(Data records)
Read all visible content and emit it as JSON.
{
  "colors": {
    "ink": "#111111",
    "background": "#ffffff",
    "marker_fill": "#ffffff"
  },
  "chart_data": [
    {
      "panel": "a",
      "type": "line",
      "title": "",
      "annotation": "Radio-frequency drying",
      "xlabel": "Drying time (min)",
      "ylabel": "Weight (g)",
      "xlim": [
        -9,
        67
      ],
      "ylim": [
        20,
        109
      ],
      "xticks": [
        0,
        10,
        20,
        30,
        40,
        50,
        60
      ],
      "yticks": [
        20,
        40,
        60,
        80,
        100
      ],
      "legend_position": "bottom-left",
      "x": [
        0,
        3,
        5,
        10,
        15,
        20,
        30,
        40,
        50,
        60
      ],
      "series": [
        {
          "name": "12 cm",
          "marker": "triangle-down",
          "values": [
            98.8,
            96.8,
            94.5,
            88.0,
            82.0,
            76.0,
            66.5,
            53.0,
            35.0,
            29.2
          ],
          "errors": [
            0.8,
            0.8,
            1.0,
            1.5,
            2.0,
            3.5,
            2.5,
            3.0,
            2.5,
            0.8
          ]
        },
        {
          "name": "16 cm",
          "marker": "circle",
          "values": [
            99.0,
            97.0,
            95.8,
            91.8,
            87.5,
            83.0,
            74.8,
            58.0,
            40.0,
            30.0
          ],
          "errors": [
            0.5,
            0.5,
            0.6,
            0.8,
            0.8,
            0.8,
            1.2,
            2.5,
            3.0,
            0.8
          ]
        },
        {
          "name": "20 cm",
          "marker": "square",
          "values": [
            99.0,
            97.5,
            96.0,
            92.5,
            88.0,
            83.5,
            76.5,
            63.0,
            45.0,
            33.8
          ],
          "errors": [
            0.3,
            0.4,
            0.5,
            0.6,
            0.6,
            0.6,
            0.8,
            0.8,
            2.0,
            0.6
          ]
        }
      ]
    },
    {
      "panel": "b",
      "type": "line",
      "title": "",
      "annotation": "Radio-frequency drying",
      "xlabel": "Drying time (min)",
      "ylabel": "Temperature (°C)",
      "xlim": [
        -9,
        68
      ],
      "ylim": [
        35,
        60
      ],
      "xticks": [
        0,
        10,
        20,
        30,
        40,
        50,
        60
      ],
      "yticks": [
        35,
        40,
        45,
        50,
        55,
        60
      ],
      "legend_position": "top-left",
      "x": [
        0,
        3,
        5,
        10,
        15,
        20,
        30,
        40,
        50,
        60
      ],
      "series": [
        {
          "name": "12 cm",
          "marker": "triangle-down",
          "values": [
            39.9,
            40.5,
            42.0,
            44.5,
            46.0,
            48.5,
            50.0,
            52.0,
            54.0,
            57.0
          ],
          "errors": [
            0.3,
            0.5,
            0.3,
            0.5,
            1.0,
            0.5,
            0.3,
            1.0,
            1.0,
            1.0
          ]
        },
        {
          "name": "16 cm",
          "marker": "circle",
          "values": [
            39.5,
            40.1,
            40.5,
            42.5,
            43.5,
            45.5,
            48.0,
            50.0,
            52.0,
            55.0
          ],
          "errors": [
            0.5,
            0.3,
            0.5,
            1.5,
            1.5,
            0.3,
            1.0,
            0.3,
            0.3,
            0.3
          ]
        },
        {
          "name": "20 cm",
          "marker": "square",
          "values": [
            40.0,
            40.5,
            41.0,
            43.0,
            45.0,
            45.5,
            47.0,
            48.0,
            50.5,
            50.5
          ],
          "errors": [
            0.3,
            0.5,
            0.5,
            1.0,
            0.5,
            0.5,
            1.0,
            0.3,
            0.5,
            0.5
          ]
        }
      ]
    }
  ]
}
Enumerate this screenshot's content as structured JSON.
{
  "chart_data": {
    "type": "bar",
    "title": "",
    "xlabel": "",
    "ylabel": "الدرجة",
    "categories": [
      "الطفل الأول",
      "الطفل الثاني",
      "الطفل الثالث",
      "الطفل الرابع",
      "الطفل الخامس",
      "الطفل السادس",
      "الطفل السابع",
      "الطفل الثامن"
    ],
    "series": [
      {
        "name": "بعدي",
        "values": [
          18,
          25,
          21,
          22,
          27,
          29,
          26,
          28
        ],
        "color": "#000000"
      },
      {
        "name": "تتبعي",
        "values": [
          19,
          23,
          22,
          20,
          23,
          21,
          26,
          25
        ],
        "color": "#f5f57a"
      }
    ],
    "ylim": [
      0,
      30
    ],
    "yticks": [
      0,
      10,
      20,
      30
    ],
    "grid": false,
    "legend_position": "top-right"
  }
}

**WHAT IS NEEDED:** Repeat the data in its entirety, character for character.

**SOLUTION FOR THIS PROBLEM:**
Read all visible content and emit it as JSON.
{
  "colors": {
    "ink": "#111111",
    "background": "#ffffff",
    "marker_fill": "#ffffff"
  },
  "chart_data": [
    {
      "panel": "a",
      "type": "line",
      "title": "",
      "annotation": "Radio-frequency drying",
      "xlabel": "Drying time (min)",
      "ylabel": "Weight (g)",
      "xlim": [
        -9,
        67
      ],
      "ylim": [
        20,
        109
      ],
      "xticks": [
        0,
        10,
        20,
        30,
        40,
        50,
        60
      ],
      "yticks": [
        20,
        40,
        60,
        80,
        100
      ],
      "legend_position": "bottom-left",
      "x": [
        0,
        3,
        5,
        10,
        15,
        20,
        30,
        40,
        50,
        60
      ],
      "series": [
        {
          "name": "12 cm",
          "marker": "triangle-down",
          "values": [
            98.8,
            96.8,
            94.5,
            88.0,
            82.0,
            76.0,
            66.5,
            53.0,
            35.0,
            29.2
          ],
          "errors": [
            0.8,
            0.8,
            1.0,
            1.5,
            2.0,
            3.5,
            2.5,
            3.0,
            2.5,
            0.8
          ]
        },
        {
          "name": "16 cm",
          "marker": "circle",
          "values": [
            99.0,
            97.0,
            95.8,
            91.8,
            87.5,
            83.0,
            74.8,
            58.0,
            40.0,
            30.0
          ],
          "errors": [
            0.5,
            0.5,
            0.6,
            0.8,
            0.8,
            0.8,
            1.2,
            2.5,
            3.0,
            0.8
          ]
        },
        {
          "name": "20 cm",
          "marker": "square",
          "values": [
            99.0,
            97.5,
            96.0,
            92.5,
            88.0,
            83.5,
            76.5,
            63.0,
            45.0,
            33.8
          ],
          "errors": [
            0.3,
            0.4,
            0.5,
            0.6,
            0.6,
            0.6,
            0.8,
            0.8,
            2.0,
            0.6
          ]
        }
      ]
    },
    {
      "panel": "b",
      "type": "line",
      "title": "",
      "annotation": "Radio-frequency drying",
      "xlabel": "Drying time (min)",
      "ylabel": "Temperature (°C)",
      "xlim": [
        -9,
        68
      ],
      "ylim": [
        35,
        60
      ],
      "xticks": [
        0,
        10,
        20,
        30,
        40,
        50,
        60
      ],
      "yticks": [
        35,
        40,
        45,
        50,
        55,
        60
      ],
      "legend_position": "top-left",
      "x": [
        0,
        3,
        5,
        10,
        15,
        20,
        30,
        40,
        50,
        60
      ],
      "series": [
        {
          "name": "12 cm",
          "marker": "triangle-down",
          "values": [
            39.9,
            40.5,
            42.0,
            44.5,
            46.0,
            48.5,
            50.0,
            52.0,
            54.0,
            57.0
          ],
          "errors": [
            0.3,
            0.5,
            0.3,
            0.5,
            1.0,
            0.5,
            0.3,
            1.0,
            1.0,
            1.0
          ]
        },
        {
          "name": "16 cm",
          "marker": "circle",
          "values": [
            39.5,
            40.1,
            40.5,
            42.5,
            43.5,
            45.5,
            48.0,
            50.0,
            52.0,
            55.0
          ],
          "errors": [
            0.5,
            0.3,
            0.5,
            1.5,
            1.5,
            0.3,
            1.0,
            0.3,
            0.3,
            0.3
          ]
        },
        {
          "name": "20 cm",
          "marker": "square",
          "values": [
            40.0,
            40.5,
            41.0,
            43.0,
            45.0,
            45.5,
            47.0,
            48.0,
            50.5,
            50.5
          ],
          "errors": [
            0.3,
            0.5,
            0.5,
            1.0,
            0.5,
            0.5,
            1.0,
            0.3,
            0.5,
            0.5
          ]
        }
      ]
    }
  ]
}
Enumerate this screenshot's content as structured JSON.
{
  "chart_data": {
    "type": "bar",
    "title": "",
    "xlabel": "",
    "ylabel": "الدرجة",
    "categories": [
      "الطفل الأول",
      "الطفل الثاني",
      "الطفل الثالث",
      "الطفل الرابع",
      "الطفل الخامس",
      "الطفل السادس",
      "الطفل السابع",
      "الطفل الثامن"
    ],
    "series": [
      {
        "name": "بعدي",
        "values": [
          18,
          25,
          21,
          22,
          27,
          29,
          26,
          28
        ],
        "color": "#000000"
      },
      {
        "name": "تتبعي",
        "values": [
          19,
          23,
          22,
          20,
          23,
          21,
          26,
          25
        ],
        "color": "#f5f57a"
      }
    ],
    "ylim": [
      0,
      30
    ],
    "yticks": [
      0,
      10,
      20,
      30
    ],
    "grid": false,
    "legend_position": "top-right"
  }
}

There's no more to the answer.